Provided records:
* * * * *

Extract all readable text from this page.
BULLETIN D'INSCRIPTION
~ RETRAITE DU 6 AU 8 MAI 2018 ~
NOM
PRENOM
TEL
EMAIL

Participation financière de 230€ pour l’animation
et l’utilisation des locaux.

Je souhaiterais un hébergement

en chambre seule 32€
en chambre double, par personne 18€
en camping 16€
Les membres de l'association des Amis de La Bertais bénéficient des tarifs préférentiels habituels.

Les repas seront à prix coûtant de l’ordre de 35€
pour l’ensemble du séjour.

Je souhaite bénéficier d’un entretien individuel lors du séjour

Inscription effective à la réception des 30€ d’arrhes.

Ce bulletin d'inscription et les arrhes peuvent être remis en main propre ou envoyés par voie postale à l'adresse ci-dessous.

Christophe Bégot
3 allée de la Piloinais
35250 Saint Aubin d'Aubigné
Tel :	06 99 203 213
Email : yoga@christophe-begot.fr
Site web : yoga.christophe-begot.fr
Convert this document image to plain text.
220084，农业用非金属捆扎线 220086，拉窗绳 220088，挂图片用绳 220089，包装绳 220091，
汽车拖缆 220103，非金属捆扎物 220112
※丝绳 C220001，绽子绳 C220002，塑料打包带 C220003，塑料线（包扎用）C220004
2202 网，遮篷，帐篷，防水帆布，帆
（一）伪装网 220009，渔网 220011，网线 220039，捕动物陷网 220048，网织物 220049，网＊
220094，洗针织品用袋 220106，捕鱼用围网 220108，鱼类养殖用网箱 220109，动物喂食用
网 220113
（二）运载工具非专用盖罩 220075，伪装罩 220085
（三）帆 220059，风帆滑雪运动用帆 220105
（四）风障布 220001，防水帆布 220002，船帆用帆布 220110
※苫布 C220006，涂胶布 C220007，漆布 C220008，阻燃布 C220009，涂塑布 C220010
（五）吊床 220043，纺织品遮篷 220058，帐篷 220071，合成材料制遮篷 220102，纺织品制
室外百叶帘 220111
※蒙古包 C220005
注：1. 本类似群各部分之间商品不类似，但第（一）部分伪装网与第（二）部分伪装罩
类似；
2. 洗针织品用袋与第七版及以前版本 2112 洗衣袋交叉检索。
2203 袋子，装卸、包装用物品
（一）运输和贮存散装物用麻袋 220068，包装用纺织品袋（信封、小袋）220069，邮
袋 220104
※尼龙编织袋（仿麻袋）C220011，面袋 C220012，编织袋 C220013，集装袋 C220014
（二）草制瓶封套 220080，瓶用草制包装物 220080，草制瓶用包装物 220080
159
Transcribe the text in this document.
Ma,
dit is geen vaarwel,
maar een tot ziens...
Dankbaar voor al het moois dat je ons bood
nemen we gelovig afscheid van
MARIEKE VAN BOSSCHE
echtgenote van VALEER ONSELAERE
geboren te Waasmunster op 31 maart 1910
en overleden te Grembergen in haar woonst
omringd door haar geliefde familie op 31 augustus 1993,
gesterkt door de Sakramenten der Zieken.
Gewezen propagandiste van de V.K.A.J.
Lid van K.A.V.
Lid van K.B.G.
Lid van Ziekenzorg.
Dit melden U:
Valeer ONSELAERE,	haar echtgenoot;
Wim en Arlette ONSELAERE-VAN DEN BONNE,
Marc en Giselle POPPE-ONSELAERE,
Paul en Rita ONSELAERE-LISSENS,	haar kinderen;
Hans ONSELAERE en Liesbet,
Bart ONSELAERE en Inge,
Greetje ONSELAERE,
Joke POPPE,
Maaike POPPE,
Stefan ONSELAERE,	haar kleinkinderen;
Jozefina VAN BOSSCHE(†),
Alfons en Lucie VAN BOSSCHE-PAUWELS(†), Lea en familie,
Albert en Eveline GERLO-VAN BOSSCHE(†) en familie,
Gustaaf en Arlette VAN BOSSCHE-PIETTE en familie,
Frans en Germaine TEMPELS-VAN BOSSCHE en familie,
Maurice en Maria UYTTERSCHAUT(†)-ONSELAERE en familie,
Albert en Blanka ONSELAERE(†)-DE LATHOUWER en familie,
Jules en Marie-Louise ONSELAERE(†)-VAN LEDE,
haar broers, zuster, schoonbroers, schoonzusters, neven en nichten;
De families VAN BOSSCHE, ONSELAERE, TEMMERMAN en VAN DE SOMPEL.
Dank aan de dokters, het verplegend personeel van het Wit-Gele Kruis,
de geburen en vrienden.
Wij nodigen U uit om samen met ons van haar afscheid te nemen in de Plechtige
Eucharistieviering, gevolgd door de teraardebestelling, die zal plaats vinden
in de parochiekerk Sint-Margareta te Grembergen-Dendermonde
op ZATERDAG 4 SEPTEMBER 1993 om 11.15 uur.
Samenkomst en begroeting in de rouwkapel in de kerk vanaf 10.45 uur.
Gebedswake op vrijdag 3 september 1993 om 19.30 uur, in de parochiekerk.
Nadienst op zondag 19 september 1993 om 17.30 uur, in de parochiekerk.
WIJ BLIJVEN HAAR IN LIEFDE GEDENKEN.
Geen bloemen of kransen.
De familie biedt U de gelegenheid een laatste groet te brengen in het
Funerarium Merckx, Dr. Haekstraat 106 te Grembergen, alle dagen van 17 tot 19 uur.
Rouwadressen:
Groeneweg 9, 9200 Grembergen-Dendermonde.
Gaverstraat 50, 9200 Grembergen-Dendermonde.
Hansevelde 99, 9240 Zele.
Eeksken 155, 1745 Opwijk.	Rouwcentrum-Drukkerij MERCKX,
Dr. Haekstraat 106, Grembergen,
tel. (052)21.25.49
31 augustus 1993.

* * * * *

Objective: Go through the lines above. Select every one that has the string "arrhes".

Result of the exercise:
Inscription effective à la réception des 30€ d’arrhes.
Ce bulletin d'inscription et les arrhes peuvent être remis en main propre ou envoyés par voie postale à l'adresse ci-dessous.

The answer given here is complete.